## [Exercise aim]
Transcribe the records below exactly as they appear, omitting any pictures.

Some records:
──────────

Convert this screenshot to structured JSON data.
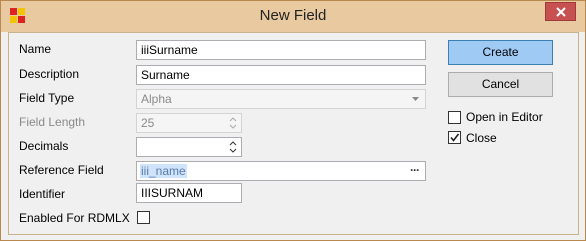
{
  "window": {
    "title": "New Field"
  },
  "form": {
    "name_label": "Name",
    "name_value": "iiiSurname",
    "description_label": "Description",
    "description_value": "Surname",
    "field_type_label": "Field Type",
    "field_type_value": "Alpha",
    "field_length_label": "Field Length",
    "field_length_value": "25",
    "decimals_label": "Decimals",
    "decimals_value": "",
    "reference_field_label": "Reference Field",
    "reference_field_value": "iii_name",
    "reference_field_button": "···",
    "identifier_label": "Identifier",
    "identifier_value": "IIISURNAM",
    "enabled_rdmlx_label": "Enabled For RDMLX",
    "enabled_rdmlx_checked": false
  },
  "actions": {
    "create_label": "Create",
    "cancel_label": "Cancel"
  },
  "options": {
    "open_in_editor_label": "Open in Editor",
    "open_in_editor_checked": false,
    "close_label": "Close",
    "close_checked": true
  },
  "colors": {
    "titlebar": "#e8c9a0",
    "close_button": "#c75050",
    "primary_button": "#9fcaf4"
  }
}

──────────

## [Solution for this problem]
Convert this screenshot to structured JSON data.
{
  "window": {
    "title": "New Field"
  },
  "form": {
    "name_label": "Name",
    "name_value": "iiiSurname",
    "description_label": "Description",
    "description_value": "Surname",
    "field_type_label": "Field Type",
    "field_type_value": "Alpha",
    "field_length_label": "Field Length",
    "field_length_value": "25",
    "decimals_label": "Decimals",
    "decimals_value": "",
    "reference_field_label": "Reference Field",
    "reference_field_value": "iii_name",
    "reference_field_button": "···",
    "identifier_label": "Identifier",
    "identifier_value": "IIISURNAM",
    "enabled_rdmlx_label": "Enabled For RDMLX",
    "enabled_rdmlx_checked": false
  },
  "actions": {
    "create_label": "Create",
    "cancel_label": "Cancel"
  },
  "options": {
    "open_in_editor_label": "Open in Editor",
    "open_in_editor_checked": false,
    "close_label": "Close",
    "close_checked": true
  },
  "colors": {
    "titlebar": "#e8c9a0",
    "close_button": "#c75050",
    "primary_button": "#9fcaf4"
  }
}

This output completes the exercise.